### Problème posé A
Recopiez fidèlement le passage de l'extrait sur la guillotine qui va de « Un soir qu'un » jusqu'à « marteaux de pianos. ».
### Problème posé B
Répondez brièvement aux questions suivantes sur l'extrait consacré à la guillotine.
(i) À qui Schmidt avait-il vendu un clavecin ?
(ii) Sur l'air de quel morceau chantait-on la chanson citée sous la Révolution ?
(iii) Quel outil a suggéré l'idée du couperet triangulaire ?

### Extrait du document
Argotisme inventé par ceux qui considèrent la guillotine comme un piano à une
touche, sur lequel la mort au nez camard aime à exécuter de temps à autre
quelque aubade sanglante.
Une dame demandait un jour à Villemot : « Aimez-vous le piano? » -- « Madame,
je le préfère à la guillotine, » répondit le pianophobe, ignorant sans doute les
liens qui unissent ces deux instruments de supplice.
Tout le monde connaît cette chanson que l'on chantait, sous la Révolution,
sur l'air du menuet d'Exaudet :
Guillotin,
Médecin
Politique,
Imagine, un beau matin
Que pendre est inhumain
Et peu patriotique.
Et sa main
Fait soudain
Une machine
Humainement qui tuera
Et qu'on appellera Guillotine.
L'idée première de cette invention appartient à un facteur de clavecins,
nommé Schmidt, habile mécanicien et passionné musicien.
Ayant vendu un clavecin au bourreau de Paris, Charles-Henri Sanson, Schmidt
se lia peu à peu avec l'exécuteur des hautes-oeuvres qui était assez bon
exécutant sur le violon et le violoncelle. Le répertoire de Gluck fut le
trait-d'union de ces deux mélomanes. Schmidt, au clavecin, et Sanson, l'archet
en main, déchiffraient avec ardeur les partitions d'Orphée et d'Iphigénie en
Aulide.
Un soir qu'un passage difficile avait enrayé la marche du duo, Schmidt
proposa de trancher la difficulté en faisant une coupure. A ce mot, Sanson
dépose son instrument et
(chassez le naturel, il revient au galop)
il se met à développer un nouveau projet de décollation qu'il roulait depuis
longtemps dans la tête. La discussion s'engage. Schmidt oppose des arguments de
mécanique. Sanson riposte. On cherche. Tout-à-coup, le facteur de clavecins
pousse le cri d'Archimède : « Eurêka! j'ai votre affaire,» dit-il. Et,
saisissant un crayon, il trace en quelques traits un dessin sur la marge de la
partition de Gluck: c'était la guillotine!...
L'idée du couperet triangulaire de l'instrument sinistre avait été suggérée
par le couteau de garnisseur dont se servent encore les facteurs pour
couper net les marteaux de pianos.
Est-ce d'après le croquis de Schmidt que le baron Louis exécuta sa terrible
machine? On l'ignore mais il est permis de regretter que son premier inventeur
n'ait pas poussé plus loin la réalisation de sa pensée, car il eût peut-être
adouci l'horreur des exécutions capitales en créant la guillotine à musique.

### Données fournies
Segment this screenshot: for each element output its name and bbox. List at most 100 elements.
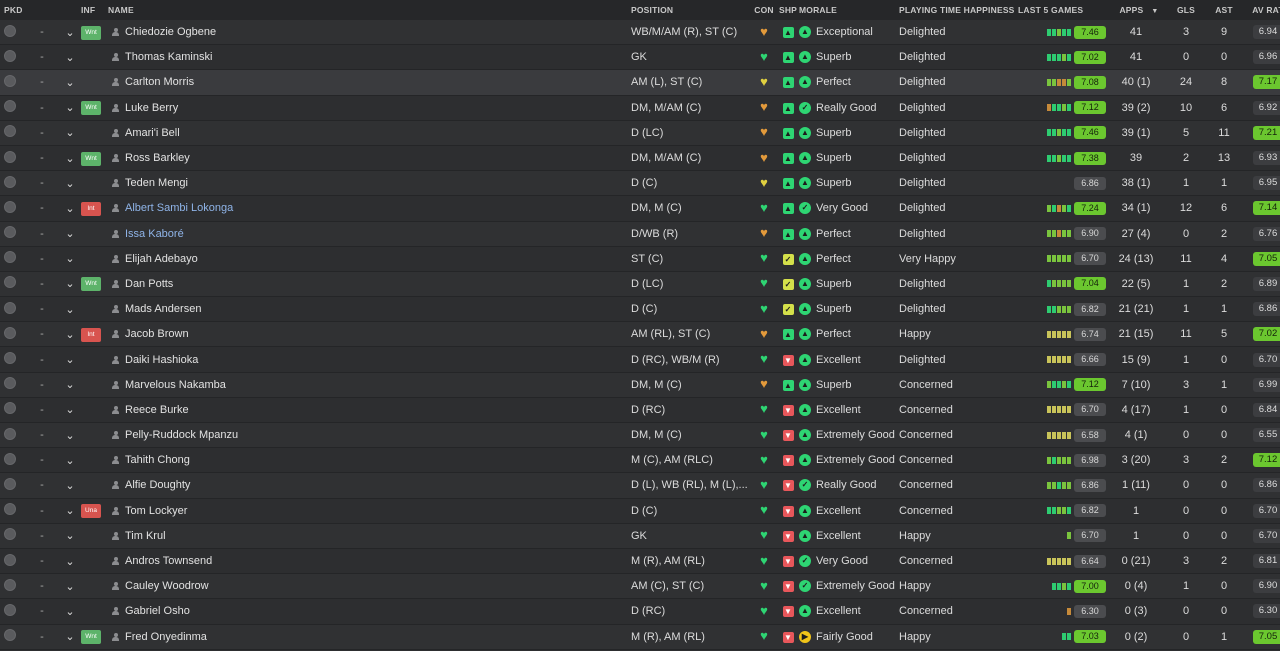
pkd-cell[interactable] — [0, 24, 24, 40]
pkd-cell[interactable] — [0, 150, 24, 166]
player-name[interactable]: Andros Townsend — [125, 555, 212, 567]
pick-toggle-icon[interactable] — [4, 452, 16, 465]
pick-toggle-icon[interactable] — [4, 276, 16, 289]
row-chevron-down-icon[interactable]: ⌄ — [60, 378, 80, 391]
pkd-cell[interactable] — [0, 377, 24, 392]
header-inf[interactable]: INF — [80, 5, 108, 15]
pick-toggle-icon[interactable] — [4, 100, 16, 113]
row-chevron-down-icon[interactable]: ⌄ — [60, 202, 80, 215]
header-name[interactable]: NAME — [108, 5, 631, 15]
selection-dash[interactable]: - — [24, 580, 60, 592]
selection-dash[interactable]: - — [24, 404, 60, 416]
row-chevron-down-icon[interactable]: ⌄ — [60, 479, 80, 492]
player-name[interactable]: Mads Andersen — [125, 303, 201, 315]
player-name[interactable]: Amari'i Bell — [125, 127, 180, 139]
pkd-cell[interactable] — [0, 528, 24, 543]
pick-toggle-icon[interactable] — [4, 377, 16, 390]
selection-dash[interactable]: - — [24, 631, 60, 643]
pkd-cell[interactable] — [0, 326, 24, 342]
pkd-cell[interactable] — [0, 49, 24, 65]
table-row[interactable]: - ⌄ Wnt Dan Potts D (LC) ♥ ✓ ▲ Superb Delighted 7.… — [0, 271, 1280, 298]
player-name[interactable]: Elijah Adebayo — [125, 253, 198, 265]
pick-toggle-icon[interactable] — [4, 503, 16, 516]
name-cell[interactable]: Gabriel Osho — [108, 605, 631, 617]
header-ast[interactable]: AST — [1206, 5, 1242, 15]
player-name[interactable]: Issa Kaboré — [125, 228, 184, 240]
selection-dash[interactable]: - — [24, 26, 60, 38]
selection-dash[interactable]: - — [24, 354, 60, 366]
selection-dash[interactable]: - — [24, 555, 60, 567]
player-name[interactable]: Ross Barkley — [125, 152, 190, 164]
name-cell[interactable]: Cauley Woodrow — [108, 580, 631, 592]
pkd-cell[interactable] — [0, 74, 24, 90]
selection-dash[interactable]: - — [24, 479, 60, 491]
pick-toggle-icon[interactable] — [4, 74, 16, 87]
table-row[interactable]: - ⌄ Int Jacob Brown AM (RL), ST (C) ♥ ▲ ▲ Perfec… — [0, 322, 1280, 348]
name-cell[interactable]: Daiki Hashioka — [108, 354, 631, 366]
header-position[interactable]: POSITION — [631, 5, 751, 15]
row-chevron-down-icon[interactable]: ⌄ — [60, 630, 80, 643]
pkd-cell[interactable] — [0, 578, 24, 594]
selection-dash[interactable]: - — [24, 127, 60, 139]
player-name[interactable]: Carlton Morris — [125, 76, 194, 88]
name-cell[interactable]: Mads Andersen — [108, 303, 631, 315]
pick-toggle-icon[interactable] — [4, 150, 16, 163]
row-chevron-down-icon[interactable]: ⌄ — [60, 353, 80, 366]
selection-dash[interactable]: - — [24, 202, 60, 214]
status-badge[interactable]: Wnt — [81, 25, 101, 40]
player-name[interactable]: Tom Lockyer — [125, 505, 187, 517]
pkd-cell[interactable] — [0, 226, 24, 241]
pick-toggle-icon[interactable] — [4, 251, 16, 264]
header-avrat[interactable]: AV RAT — [1242, 5, 1280, 15]
player-name[interactable]: Tahith Chong — [125, 454, 190, 466]
row-chevron-down-icon[interactable]: ⌄ — [60, 126, 80, 139]
row-chevron-down-icon[interactable]: ⌄ — [60, 277, 80, 290]
table-row[interactable]: - ⌄ Wnt Luke Berry DM, M/AM (C) ♥ ▲ ✓ Really Goo… — [0, 95, 1280, 121]
pkd-cell[interactable] — [0, 276, 24, 291]
pkd-cell[interactable] — [0, 352, 24, 367]
row-chevron-down-icon[interactable]: ⌄ — [60, 177, 80, 190]
table-row[interactable]: - ⌄ Daiki Hashioka D (RC), WB/M (R) ♥ ▼ ▲ Excel… — [0, 347, 1280, 373]
status-badge[interactable]: Wnt — [81, 151, 101, 166]
table-row[interactable]: - ⌄ Tim Krul GK ♥ ▼ ▲ Excellent Happy 6.70 1 0 0 6.70 — [0, 523, 1280, 549]
name-cell[interactable]: Thomas Kaminski — [108, 51, 631, 63]
pkd-cell[interactable] — [0, 125, 24, 140]
table-row[interactable]: - ⌄ Pelly-Ruddock Mpanzu DM, M (C) ♥ ▼ ▲ Extrem… — [0, 423, 1280, 449]
pick-toggle-icon[interactable] — [4, 477, 16, 490]
table-row[interactable]: - ⌄ Una Tom Lockyer D (C) ♥ ▼ ▲ Excellent Concern… — [0, 498, 1280, 524]
player-name[interactable]: Cauley Woodrow — [125, 580, 209, 592]
header-con[interactable]: CON — [751, 5, 777, 15]
name-cell[interactable]: Fred Onyedinma — [108, 631, 631, 643]
pick-toggle-icon[interactable] — [4, 402, 16, 415]
selection-dash[interactable]: - — [24, 454, 60, 466]
player-name[interactable]: Reece Burke — [125, 404, 189, 416]
name-cell[interactable]: Tim Krul — [108, 530, 631, 542]
selection-dash[interactable]: - — [24, 379, 60, 391]
name-cell[interactable]: Jacob Brown — [108, 328, 631, 340]
pkd-cell[interactable] — [0, 452, 24, 468]
table-row[interactable]: - ⌄ Cauley Woodrow AM (C), ST (C) ♥ ▼ ✓ Extreme… — [0, 574, 1280, 600]
name-cell[interactable]: Marvelous Nakamba — [108, 379, 631, 391]
row-chevron-down-icon[interactable]: ⌄ — [60, 605, 80, 618]
pkd-cell[interactable] — [0, 553, 24, 569]
pick-toggle-icon[interactable] — [4, 603, 16, 616]
row-chevron-down-icon[interactable]: ⌄ — [60, 152, 80, 165]
row-chevron-down-icon[interactable]: ⌄ — [60, 328, 80, 341]
name-cell[interactable]: Reece Burke — [108, 404, 631, 416]
pick-toggle-icon[interactable] — [4, 553, 16, 566]
name-cell[interactable]: Pelly-Ruddock Mpanzu — [108, 429, 631, 441]
header-apps[interactable]: APPS ▼ — [1106, 5, 1166, 15]
selection-dash[interactable]: - — [24, 505, 60, 517]
pick-toggle-icon[interactable] — [4, 301, 16, 314]
table-row[interactable]: - ⌄ Teden Mengi D (C) ♥ ▲ ▲ Superb Delighted 6.86… — [0, 171, 1280, 197]
header-shp[interactable]: SHP — [777, 5, 799, 15]
pick-toggle-icon[interactable] — [4, 175, 16, 188]
pick-toggle-icon[interactable] — [4, 226, 16, 239]
table-row[interactable]: - ⌄ Alfie Doughty D (L), WB (RL), M (L),...… — [0, 473, 1280, 499]
pkd-cell[interactable] — [0, 175, 24, 191]
row-chevron-down-icon[interactable]: ⌄ — [60, 580, 80, 593]
pick-toggle-icon[interactable] — [4, 352, 16, 365]
status-badge[interactable]: Wnt — [81, 277, 101, 292]
pick-toggle-icon[interactable] — [4, 49, 16, 62]
name-cell[interactable]: Ross Barkley — [108, 152, 631, 164]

### Résultat de l'exercice A
Un soir qu'un passage difficile avait enrayé la marche du duo, Schmidt
proposa de trancher la difficulté en faisant une coupure. A ce mot, Sanson
dépose son instrument et
(chassez le naturel, il revient au galop)
il se met à développer un nouveau projet de décollation qu'il roulait depuis
longtemps dans la tête. La discussion s'engage. Schmidt oppose des arguments de
mécanique. Sanson riposte. On cherche. Tout-à-coup, le facteur de clavecins
pousse le cri d'Archimède : « Eurêka! j'ai votre affaire,» dit-il. Et,
saisissant un crayon, il trace en quelques traits un dessin sur la marge de la
partition de Gluck: c'était la guillotine!...
L'idée du couperet triangulaire de l'instrument sinistre avait été suggérée
par le couteau de garnisseur dont se servent encore les facteurs pour
couper net les marteaux de pianos.

### Résultat de l'exercice B
(i) Au bourreau de Paris, Charles-Henri Sanson.
(ii) Sur l'air du menuet d'Exaudet.
(iii) Le couteau de garnisseur dont se servent les facteurs pour couper net les marteaux de pianos.